### TASK PROMPT:
Write out all of the data without omission, exactly as shown.

────

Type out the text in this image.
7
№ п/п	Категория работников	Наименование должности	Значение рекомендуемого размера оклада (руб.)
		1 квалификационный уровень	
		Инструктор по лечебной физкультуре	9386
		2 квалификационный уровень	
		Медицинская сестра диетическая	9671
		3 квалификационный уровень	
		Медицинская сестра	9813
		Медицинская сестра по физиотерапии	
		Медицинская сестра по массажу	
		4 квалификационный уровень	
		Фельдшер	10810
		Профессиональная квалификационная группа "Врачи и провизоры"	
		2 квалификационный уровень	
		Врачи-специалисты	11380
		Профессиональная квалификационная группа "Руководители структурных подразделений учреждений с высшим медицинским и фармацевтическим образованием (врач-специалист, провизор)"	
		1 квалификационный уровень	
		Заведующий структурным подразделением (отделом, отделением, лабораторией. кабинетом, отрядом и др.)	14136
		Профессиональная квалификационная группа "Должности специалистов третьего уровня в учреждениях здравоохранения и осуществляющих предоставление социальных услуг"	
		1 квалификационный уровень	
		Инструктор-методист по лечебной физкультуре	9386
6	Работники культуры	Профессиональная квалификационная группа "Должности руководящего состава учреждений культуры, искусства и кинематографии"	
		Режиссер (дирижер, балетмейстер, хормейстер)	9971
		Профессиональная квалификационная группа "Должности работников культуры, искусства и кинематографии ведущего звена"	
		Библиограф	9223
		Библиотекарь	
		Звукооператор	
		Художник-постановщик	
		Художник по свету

────

### ANSWER TO THIS EXERCISE:
Type out the text in this image.
7
№ п/п	Категория работников	Наименование должности	Значение рекомендуемого размера оклада (руб.)
		1 квалификационный уровень	
		Инструктор по лечебной физкультуре	9386
		2 квалификационный уровень	
		Медицинская сестра диетическая	9671
		3 квалификационный уровень	
		Медицинская сестра	9813
		Медицинская сестра по физиотерапии	
		Медицинская сестра по массажу	
		4 квалификационный уровень	
		Фельдшер	10810
		Профессиональная квалификационная группа "Врачи и провизоры"	
		2 квалификационный уровень	
		Врачи-специалисты	11380
		Профессиональная квалификационная группа "Руководители структурных подразделений учреждений с высшим медицинским и фармацевтическим образованием (врач-специалист, провизор)"	
		1 квалификационный уровень	
		Заведующий структурным подразделением (отделом, отделением, лабораторией. кабинетом, отрядом и др.)	14136
		Профессиональная квалификационная группа "Должности специалистов третьего уровня в учреждениях здравоохранения и осуществляющих предоставление социальных услуг"	
		1 квалификационный уровень	
		Инструктор-методист по лечебной физкультуре	9386
6	Работники культуры	Профессиональная квалификационная группа "Должности руководящего состава учреждений культуры, искусства и кинематографии"	
		Режиссер (дирижер, балетмейстер, хормейстер)	9971
		Профессиональная квалификационная группа "Должности работников культуры, искусства и кинематографии ведущего звена"	
		Библиограф	9223
		Библиотекарь	
		Звукооператор	
		Художник-постановщик	
		Художник по свету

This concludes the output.